* EXERCISE PROMPT *
Write out the entries again exactly as they are given.

* MATERIAL TO PROCESS *
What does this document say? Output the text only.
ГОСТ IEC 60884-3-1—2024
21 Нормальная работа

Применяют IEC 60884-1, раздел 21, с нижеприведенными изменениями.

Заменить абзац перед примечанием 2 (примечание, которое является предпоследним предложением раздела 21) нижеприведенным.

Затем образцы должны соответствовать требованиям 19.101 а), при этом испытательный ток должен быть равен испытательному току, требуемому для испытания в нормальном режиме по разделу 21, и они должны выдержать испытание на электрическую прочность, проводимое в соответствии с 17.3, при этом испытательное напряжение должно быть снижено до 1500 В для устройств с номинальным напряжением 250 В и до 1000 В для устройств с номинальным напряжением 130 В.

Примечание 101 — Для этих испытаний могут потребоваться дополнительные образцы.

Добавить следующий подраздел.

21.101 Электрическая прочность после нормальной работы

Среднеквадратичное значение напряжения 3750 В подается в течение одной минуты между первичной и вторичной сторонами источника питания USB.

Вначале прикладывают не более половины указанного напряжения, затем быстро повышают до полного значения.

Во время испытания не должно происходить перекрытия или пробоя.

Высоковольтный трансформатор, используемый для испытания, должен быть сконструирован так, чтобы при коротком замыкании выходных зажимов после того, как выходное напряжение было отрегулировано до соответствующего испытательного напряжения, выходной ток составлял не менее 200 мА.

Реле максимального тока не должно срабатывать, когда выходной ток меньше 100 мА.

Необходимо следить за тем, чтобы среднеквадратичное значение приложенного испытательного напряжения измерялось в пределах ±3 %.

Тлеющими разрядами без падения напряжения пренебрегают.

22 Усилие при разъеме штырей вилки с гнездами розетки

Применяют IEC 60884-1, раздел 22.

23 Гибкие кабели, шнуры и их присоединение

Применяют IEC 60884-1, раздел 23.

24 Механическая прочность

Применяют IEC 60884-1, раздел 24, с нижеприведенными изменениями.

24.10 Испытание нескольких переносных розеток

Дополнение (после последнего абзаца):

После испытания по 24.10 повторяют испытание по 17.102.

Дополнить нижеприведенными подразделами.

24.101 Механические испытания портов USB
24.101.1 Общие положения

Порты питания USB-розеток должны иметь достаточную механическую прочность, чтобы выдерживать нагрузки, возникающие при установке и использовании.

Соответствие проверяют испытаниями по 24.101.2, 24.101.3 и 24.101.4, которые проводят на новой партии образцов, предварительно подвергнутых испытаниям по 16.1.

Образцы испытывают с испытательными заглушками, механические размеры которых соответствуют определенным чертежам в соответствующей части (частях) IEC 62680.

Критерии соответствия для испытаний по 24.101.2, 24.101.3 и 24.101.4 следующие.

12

* OUTPUT OF THE EXERCISE *
What does this document say? Output the text only.
ГОСТ IEC 60884-3-1—2024
21 Нормальная работа

Применяют IEC 60884-1, раздел 21, с нижеприведенными изменениями.

Заменить абзац перед примечанием 2 (примечание, которое является предпоследним предложением раздела 21) нижеприведенным.

Затем образцы должны соответствовать требованиям 19.101 а), при этом испытательный ток должен быть равен испытательному току, требуемому для испытания в нормальном режиме по разделу 21, и они должны выдержать испытание на электрическую прочность, проводимое в соответствии с 17.3, при этом испытательное напряжение должно быть снижено до 1500 В для устройств с номинальным напряжением 250 В и до 1000 В для устройств с номинальным напряжением 130 В.

Примечание 101 — Для этих испытаний могут потребоваться дополнительные образцы.

Добавить следующий подраздел.

21.101 Электрическая прочность после нормальной работы

Среднеквадратичное значение напряжения 3750 В подается в течение одной минуты между первичной и вторичной сторонами источника питания USB.

Вначале прикладывают не более половины указанного напряжения, затем быстро повышают до полного значения.

Во время испытания не должно происходить перекрытия или пробоя.

Высоковольтный трансформатор, используемый для испытания, должен быть сконструирован так, чтобы при коротком замыкании выходных зажимов после того, как выходное напряжение было отрегулировано до соответствующего испытательного напряжения, выходной ток составлял не менее 200 мА.

Реле максимального тока не должно срабатывать, когда выходной ток меньше 100 мА.

Необходимо следить за тем, чтобы среднеквадратичное значение приложенного испытательного напряжения измерялось в пределах ±3 %.

Тлеющими разрядами без падения напряжения пренебрегают.

22 Усилие при разъеме штырей вилки с гнездами розетки

Применяют IEC 60884-1, раздел 22.

23 Гибкие кабели, шнуры и их присоединение

Применяют IEC 60884-1, раздел 23.

24 Механическая прочность

Применяют IEC 60884-1, раздел 24, с нижеприведенными изменениями.

24.10 Испытание нескольких переносных розеток

Дополнение (после последнего абзаца):

После испытания по 24.10 повторяют испытание по 17.102.

Дополнить нижеприведенными подразделами.

24.101 Механические испытания портов USB
24.101.1 Общие положения

Порты питания USB-розеток должны иметь достаточную механическую прочность, чтобы выдерживать нагрузки, возникающие при установке и использовании.

Соответствие проверяют испытаниями по 24.101.2, 24.101.3 и 24.101.4, которые проводят на новой партии образцов, предварительно подвергнутых испытаниям по 16.1.

Образцы испытывают с испытательными заглушками, механические размеры которых соответствуют определенным чертежам в соответствующей части (частях) IEC 62680.

Критерии соответствия для испытаний по 24.101.2, 24.101.3 и 24.101.4 следующие.

12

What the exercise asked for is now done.